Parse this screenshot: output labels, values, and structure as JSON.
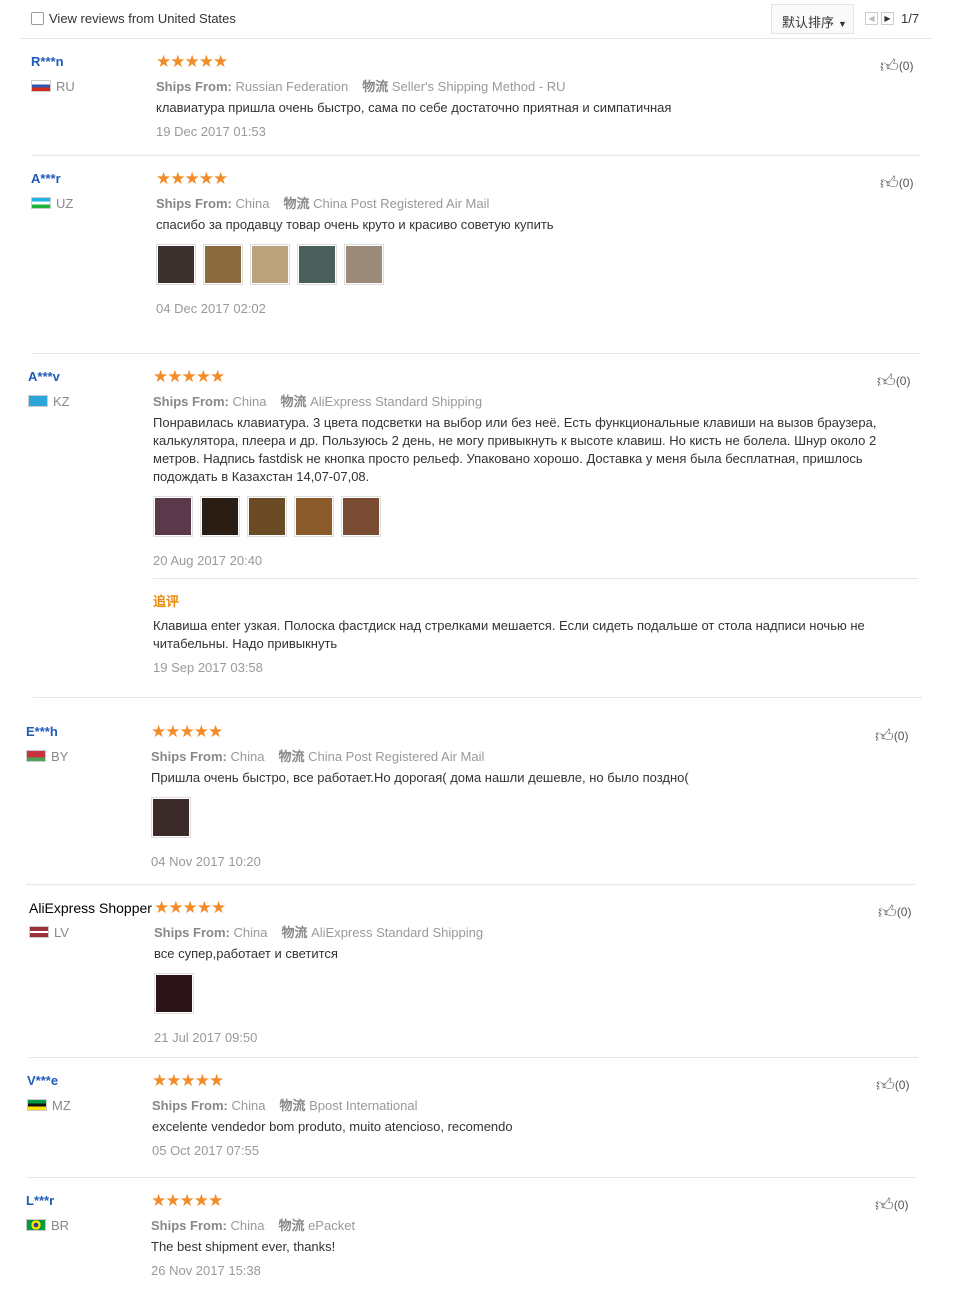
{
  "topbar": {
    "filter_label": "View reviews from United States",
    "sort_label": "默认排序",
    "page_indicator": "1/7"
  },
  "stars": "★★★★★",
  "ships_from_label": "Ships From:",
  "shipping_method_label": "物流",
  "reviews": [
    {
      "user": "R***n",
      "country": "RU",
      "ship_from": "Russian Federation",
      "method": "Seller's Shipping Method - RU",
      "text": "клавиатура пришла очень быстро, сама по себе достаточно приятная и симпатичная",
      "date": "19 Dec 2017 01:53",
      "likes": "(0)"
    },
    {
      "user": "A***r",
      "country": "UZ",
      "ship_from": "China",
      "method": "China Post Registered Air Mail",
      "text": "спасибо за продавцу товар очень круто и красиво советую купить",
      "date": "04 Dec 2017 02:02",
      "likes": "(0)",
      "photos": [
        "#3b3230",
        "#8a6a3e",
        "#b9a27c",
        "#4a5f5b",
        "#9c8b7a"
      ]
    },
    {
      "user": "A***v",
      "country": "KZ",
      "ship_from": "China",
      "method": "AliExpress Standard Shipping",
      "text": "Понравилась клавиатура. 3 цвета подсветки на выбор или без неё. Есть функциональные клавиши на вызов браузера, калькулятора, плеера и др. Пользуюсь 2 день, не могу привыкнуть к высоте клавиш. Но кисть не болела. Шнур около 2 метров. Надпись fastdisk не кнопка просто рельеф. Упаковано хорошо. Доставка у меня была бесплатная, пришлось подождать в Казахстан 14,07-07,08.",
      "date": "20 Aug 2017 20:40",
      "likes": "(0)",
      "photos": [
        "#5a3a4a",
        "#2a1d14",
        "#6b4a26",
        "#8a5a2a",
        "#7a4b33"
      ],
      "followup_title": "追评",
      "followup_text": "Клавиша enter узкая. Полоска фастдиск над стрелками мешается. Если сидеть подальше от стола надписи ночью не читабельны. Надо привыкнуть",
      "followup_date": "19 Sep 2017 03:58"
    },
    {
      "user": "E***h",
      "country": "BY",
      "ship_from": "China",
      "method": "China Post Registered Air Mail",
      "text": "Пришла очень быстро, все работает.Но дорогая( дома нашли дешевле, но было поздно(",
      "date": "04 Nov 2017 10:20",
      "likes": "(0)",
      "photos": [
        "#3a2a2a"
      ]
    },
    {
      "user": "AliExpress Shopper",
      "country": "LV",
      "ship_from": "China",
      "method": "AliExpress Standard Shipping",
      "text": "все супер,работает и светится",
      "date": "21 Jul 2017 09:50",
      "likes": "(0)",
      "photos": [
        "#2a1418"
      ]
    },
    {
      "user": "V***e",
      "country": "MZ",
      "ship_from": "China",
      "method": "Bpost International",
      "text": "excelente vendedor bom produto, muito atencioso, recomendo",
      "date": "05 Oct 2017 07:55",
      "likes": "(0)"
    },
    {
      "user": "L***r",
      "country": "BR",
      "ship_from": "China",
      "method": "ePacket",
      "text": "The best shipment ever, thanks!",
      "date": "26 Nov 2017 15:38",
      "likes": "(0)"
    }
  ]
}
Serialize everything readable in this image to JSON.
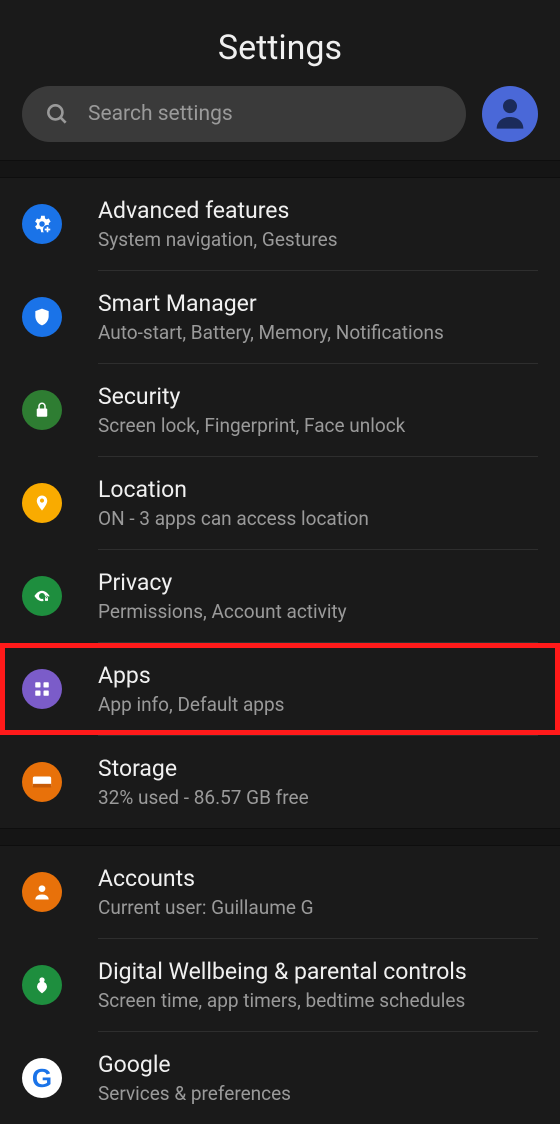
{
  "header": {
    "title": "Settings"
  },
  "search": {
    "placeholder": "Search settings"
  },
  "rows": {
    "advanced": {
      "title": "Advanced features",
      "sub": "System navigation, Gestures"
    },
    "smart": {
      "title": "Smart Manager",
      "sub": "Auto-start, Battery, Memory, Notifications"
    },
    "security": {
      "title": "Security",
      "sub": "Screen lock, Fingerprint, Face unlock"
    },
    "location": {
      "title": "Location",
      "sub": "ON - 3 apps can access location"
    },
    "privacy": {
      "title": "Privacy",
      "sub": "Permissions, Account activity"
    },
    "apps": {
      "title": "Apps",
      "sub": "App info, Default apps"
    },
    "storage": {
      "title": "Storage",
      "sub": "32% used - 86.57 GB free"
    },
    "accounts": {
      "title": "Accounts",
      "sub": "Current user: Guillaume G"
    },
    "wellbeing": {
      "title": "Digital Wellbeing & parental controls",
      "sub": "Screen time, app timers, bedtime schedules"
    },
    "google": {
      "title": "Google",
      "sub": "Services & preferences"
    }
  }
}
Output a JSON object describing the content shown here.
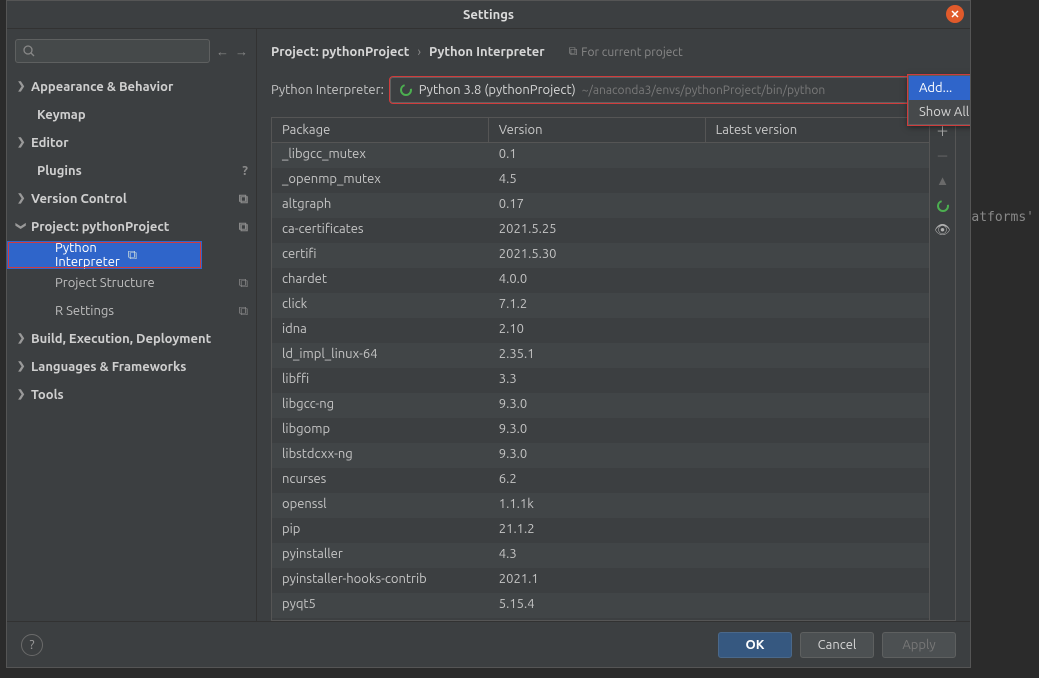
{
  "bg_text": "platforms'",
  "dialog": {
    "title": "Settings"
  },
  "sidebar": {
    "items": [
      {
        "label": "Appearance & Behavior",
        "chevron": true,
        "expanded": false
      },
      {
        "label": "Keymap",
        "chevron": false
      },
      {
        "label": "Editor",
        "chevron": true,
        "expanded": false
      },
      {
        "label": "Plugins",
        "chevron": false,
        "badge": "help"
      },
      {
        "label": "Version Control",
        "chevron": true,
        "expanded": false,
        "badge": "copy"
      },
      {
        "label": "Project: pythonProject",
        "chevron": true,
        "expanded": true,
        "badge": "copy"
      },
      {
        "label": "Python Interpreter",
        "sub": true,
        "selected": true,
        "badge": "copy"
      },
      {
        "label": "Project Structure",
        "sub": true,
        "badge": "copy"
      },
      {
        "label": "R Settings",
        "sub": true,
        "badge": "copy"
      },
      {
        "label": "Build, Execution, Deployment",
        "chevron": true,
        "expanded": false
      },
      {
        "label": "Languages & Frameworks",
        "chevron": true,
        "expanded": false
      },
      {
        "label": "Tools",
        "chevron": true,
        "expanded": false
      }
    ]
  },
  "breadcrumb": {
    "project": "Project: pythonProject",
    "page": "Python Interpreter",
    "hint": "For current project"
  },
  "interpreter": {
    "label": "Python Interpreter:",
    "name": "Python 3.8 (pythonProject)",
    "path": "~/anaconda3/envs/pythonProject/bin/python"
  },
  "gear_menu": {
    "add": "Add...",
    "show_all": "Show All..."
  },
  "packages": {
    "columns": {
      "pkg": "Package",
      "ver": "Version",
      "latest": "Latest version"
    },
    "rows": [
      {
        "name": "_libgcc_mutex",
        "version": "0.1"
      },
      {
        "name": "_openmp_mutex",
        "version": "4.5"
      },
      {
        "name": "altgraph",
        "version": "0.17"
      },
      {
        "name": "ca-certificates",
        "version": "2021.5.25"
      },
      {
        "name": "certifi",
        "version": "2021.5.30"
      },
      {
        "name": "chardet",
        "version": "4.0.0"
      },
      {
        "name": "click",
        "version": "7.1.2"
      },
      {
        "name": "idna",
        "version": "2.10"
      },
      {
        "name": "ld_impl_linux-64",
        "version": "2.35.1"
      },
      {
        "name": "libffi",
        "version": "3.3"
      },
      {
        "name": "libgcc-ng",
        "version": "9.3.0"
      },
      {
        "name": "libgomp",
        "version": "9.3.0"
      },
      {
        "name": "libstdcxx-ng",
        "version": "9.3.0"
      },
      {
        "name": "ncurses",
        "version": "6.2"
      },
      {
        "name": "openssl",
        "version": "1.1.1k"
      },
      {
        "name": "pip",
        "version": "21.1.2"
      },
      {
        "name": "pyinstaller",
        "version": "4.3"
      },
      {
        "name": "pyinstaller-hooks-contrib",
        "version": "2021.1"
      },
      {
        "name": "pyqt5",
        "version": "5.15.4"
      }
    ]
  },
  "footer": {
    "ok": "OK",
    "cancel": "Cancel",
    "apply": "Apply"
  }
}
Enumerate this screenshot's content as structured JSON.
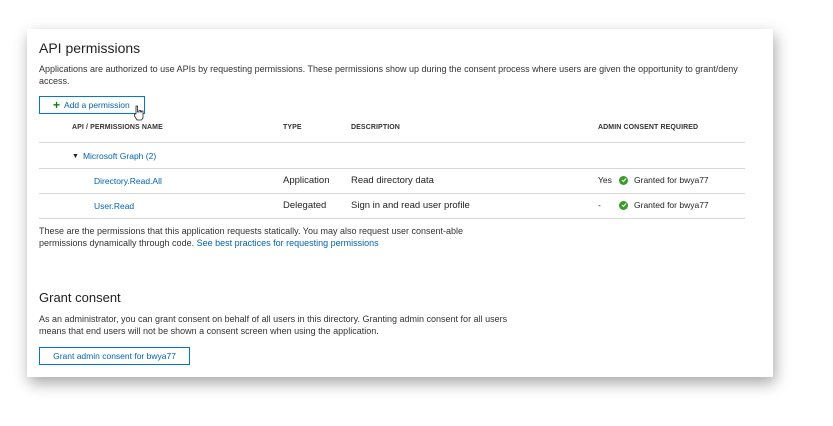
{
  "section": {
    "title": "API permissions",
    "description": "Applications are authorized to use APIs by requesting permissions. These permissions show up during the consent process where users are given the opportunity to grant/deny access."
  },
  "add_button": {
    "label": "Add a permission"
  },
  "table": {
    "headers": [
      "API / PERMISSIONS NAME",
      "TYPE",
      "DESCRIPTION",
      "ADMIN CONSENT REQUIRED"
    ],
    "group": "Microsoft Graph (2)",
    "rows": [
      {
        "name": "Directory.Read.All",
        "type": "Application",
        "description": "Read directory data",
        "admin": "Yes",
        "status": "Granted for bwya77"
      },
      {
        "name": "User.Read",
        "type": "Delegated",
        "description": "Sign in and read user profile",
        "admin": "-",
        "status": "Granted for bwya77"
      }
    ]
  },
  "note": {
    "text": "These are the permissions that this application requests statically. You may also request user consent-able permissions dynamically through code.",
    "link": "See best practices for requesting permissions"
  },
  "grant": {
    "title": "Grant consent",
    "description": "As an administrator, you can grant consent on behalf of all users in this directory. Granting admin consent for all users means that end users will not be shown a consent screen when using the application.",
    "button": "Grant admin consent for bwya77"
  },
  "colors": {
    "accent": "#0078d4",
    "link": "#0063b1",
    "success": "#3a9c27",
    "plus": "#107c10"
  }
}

◆ ◆ ◆ ◆

Goal: Gather all lines from the listing above in which "best" occurs.

Response:
      "text": "The best shipment ever, thanks!",
    "link": "See best practices for requesting permissions"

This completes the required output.